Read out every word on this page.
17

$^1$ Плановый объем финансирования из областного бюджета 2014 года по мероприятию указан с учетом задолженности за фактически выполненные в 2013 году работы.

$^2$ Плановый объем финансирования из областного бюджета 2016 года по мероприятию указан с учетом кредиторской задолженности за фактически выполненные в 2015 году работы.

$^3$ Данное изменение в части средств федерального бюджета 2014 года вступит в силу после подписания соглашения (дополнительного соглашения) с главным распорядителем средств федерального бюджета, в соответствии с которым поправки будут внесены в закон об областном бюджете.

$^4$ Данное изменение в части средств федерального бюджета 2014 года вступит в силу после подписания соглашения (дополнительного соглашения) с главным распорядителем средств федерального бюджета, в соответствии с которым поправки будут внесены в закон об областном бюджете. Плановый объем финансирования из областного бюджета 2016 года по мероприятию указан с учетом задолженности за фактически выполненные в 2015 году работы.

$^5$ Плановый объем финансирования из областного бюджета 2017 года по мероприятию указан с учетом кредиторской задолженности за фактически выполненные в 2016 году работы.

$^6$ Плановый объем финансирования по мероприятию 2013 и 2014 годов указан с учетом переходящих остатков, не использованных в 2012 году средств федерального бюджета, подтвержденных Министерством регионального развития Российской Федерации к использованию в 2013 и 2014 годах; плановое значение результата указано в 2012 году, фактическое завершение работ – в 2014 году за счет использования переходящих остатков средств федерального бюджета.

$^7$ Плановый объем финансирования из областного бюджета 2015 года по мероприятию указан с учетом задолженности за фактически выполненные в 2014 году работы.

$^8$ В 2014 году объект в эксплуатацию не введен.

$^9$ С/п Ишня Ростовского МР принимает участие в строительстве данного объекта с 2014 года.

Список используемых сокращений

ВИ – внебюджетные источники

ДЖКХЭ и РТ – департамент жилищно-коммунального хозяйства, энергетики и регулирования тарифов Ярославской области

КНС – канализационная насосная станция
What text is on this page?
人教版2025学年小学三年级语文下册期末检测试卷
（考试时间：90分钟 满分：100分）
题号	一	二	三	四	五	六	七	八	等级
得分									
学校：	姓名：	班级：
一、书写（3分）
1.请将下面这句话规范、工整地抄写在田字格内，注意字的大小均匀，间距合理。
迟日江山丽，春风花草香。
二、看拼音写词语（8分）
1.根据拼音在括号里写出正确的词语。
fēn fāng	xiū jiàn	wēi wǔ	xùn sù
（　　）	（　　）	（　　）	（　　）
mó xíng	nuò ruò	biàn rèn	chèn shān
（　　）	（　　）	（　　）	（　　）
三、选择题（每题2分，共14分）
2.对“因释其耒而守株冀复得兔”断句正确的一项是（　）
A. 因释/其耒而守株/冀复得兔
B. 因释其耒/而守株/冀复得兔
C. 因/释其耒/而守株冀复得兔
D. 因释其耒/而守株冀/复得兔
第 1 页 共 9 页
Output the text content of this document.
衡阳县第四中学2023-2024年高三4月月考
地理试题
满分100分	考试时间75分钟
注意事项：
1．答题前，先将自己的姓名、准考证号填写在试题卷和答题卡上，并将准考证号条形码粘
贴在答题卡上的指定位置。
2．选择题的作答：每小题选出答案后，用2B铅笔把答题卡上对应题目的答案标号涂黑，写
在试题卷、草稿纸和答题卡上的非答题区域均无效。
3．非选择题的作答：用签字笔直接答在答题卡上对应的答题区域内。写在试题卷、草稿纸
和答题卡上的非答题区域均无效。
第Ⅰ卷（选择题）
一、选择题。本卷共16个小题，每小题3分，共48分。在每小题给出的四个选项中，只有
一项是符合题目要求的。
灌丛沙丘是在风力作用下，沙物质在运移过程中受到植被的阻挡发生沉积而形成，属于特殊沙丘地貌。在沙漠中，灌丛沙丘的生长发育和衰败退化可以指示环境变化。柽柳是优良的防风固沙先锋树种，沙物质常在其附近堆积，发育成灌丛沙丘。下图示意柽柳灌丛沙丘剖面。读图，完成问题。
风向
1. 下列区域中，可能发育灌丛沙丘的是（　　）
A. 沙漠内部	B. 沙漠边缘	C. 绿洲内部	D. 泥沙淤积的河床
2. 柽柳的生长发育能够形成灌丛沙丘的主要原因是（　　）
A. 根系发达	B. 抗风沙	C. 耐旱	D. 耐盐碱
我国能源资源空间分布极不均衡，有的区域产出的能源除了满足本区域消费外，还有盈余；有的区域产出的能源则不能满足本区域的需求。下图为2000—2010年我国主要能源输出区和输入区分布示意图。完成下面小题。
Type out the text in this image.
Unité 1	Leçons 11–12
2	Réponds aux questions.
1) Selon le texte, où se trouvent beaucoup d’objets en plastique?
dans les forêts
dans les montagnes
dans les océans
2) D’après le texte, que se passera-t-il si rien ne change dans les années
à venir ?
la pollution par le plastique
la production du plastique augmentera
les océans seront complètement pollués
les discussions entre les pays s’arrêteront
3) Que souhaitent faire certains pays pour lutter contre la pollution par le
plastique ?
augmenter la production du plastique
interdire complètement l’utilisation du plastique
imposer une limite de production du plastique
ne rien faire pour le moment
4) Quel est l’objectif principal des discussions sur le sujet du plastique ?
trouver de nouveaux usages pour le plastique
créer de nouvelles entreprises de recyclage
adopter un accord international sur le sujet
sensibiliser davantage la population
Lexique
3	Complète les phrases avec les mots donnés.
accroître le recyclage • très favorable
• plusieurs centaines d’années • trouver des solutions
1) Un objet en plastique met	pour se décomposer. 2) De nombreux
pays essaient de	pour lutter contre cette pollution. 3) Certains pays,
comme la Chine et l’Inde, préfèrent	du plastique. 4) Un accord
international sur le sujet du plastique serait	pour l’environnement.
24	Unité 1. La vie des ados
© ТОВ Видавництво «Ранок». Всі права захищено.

__To be done__
Keep only those lines of the records that hold "pays", and return them.

__Written response__
les discussions entre les pays s’arrêteront
3) Que souhaitent faire certains pays pour lutter contre la pollution par le
pays essaient de	pour lutter contre cette pollution. 3) Certains pays,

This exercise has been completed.